TASK TO COMPLETE » Print the entries below word for word; the pictures stay out of your copy.

***

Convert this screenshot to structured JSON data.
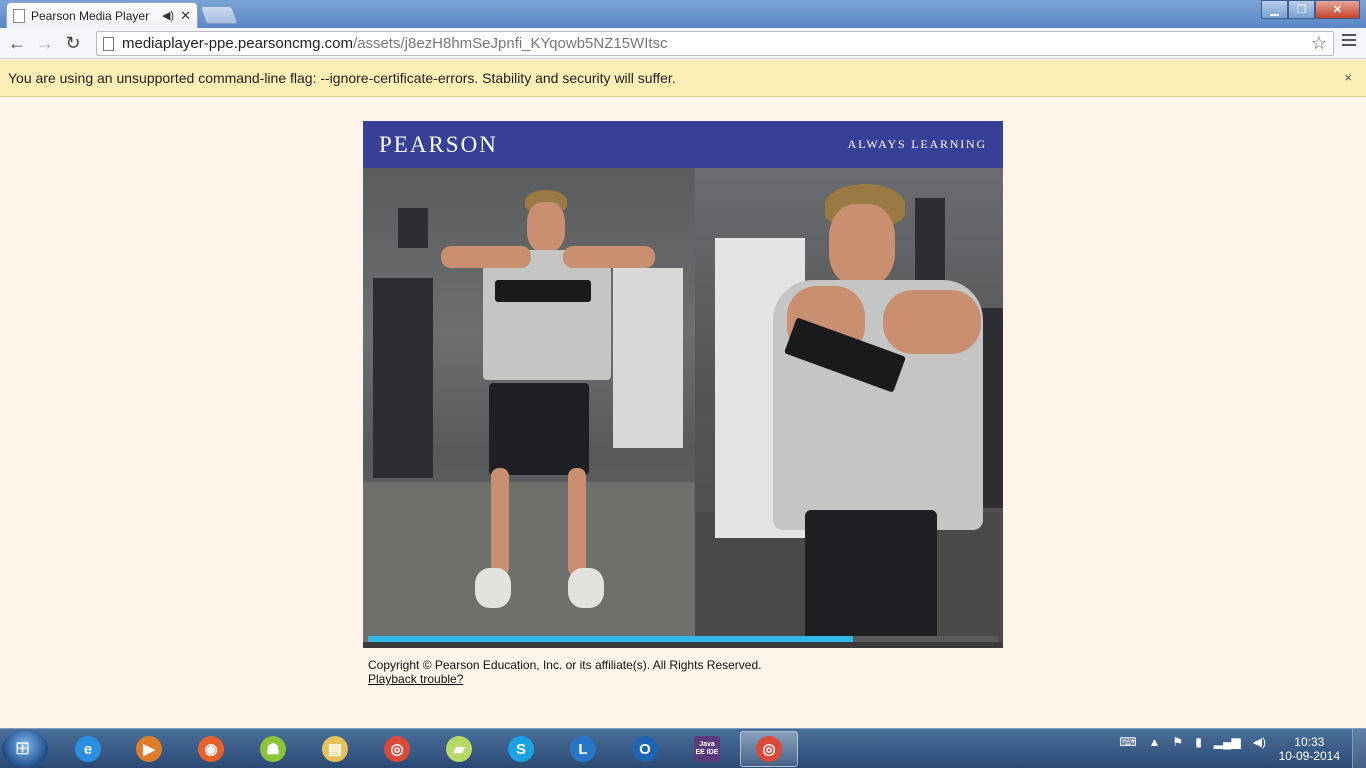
{
  "browser": {
    "tab_title": "Pearson Media Player",
    "url_host": "mediaplayer-ppe.pearsoncmg.com",
    "url_path": "/assets/j8ezH8hmSeJpnfi_KYqowb5NZ15WItsc"
  },
  "infobar": {
    "message": "You are using an unsupported command-line flag: --ignore-certificate-errors. Stability and security will suffer.",
    "close": "×"
  },
  "player": {
    "logo": "PEARSON",
    "tagline": "ALWAYS LEARNING",
    "progress_percent": 77
  },
  "footer": {
    "copyright": "Copyright © Pearson Education, Inc. or its affiliate(s). All Rights Reserved.",
    "playback_link": "Playback trouble?"
  },
  "taskbar": {
    "apps": [
      {
        "name": "internet-explorer",
        "glyph": "e",
        "color": "#2b8fe0"
      },
      {
        "name": "media-player",
        "glyph": "▶",
        "color": "#e07d2b"
      },
      {
        "name": "firefox",
        "glyph": "◉",
        "color": "#e8602a"
      },
      {
        "name": "android",
        "glyph": "☗",
        "color": "#8cc43b"
      },
      {
        "name": "file-explorer",
        "glyph": "▤",
        "color": "#e6c35a"
      },
      {
        "name": "chrome",
        "glyph": "◎",
        "color": "#d94a3a"
      },
      {
        "name": "sticky-notes",
        "glyph": "▰",
        "color": "#b9d86a"
      },
      {
        "name": "skype",
        "glyph": "S",
        "color": "#1aa3e3"
      },
      {
        "name": "lync",
        "glyph": "L",
        "color": "#2a76c6"
      },
      {
        "name": "outlook",
        "glyph": "O",
        "color": "#1f63b4"
      },
      {
        "name": "java-ee-ide",
        "glyph": "Java EE IDE",
        "color": "#5a3a7a"
      },
      {
        "name": "chrome-active",
        "glyph": "◎",
        "color": "#d94a3a"
      }
    ],
    "time": "10:33",
    "date": "10-09-2014"
  }
}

***

FINISHED ANSWER »
Convert this screenshot to structured JSON data.
{
  "browser": {
    "tab_title": "Pearson Media Player",
    "url_host": "mediaplayer-ppe.pearsoncmg.com",
    "url_path": "/assets/j8ezH8hmSeJpnfi_KYqowb5NZ15WItsc"
  },
  "infobar": {
    "message": "You are using an unsupported command-line flag: --ignore-certificate-errors. Stability and security will suffer.",
    "close": "×"
  },
  "player": {
    "logo": "PEARSON",
    "tagline": "ALWAYS LEARNING",
    "progress_percent": 77
  },
  "footer": {
    "copyright": "Copyright © Pearson Education, Inc. or its affiliate(s). All Rights Reserved.",
    "playback_link": "Playback trouble?"
  },
  "taskbar": {
    "apps": [
      {
        "name": "internet-explorer",
        "glyph": "e",
        "color": "#2b8fe0"
      },
      {
        "name": "media-player",
        "glyph": "▶",
        "color": "#e07d2b"
      },
      {
        "name": "firefox",
        "glyph": "◉",
        "color": "#e8602a"
      },
      {
        "name": "android",
        "glyph": "☗",
        "color": "#8cc43b"
      },
      {
        "name": "file-explorer",
        "glyph": "▤",
        "color": "#e6c35a"
      },
      {
        "name": "chrome",
        "glyph": "◎",
        "color": "#d94a3a"
      },
      {
        "name": "sticky-notes",
        "glyph": "▰",
        "color": "#b9d86a"
      },
      {
        "name": "skype",
        "glyph": "S",
        "color": "#1aa3e3"
      },
      {
        "name": "lync",
        "glyph": "L",
        "color": "#2a76c6"
      },
      {
        "name": "outlook",
        "glyph": "O",
        "color": "#1f63b4"
      },
      {
        "name": "java-ee-ide",
        "glyph": "Java EE IDE",
        "color": "#5a3a7a"
      },
      {
        "name": "chrome-active",
        "glyph": "◎",
        "color": "#d94a3a"
      }
    ],
    "time": "10:33",
    "date": "10-09-2014"
  }
}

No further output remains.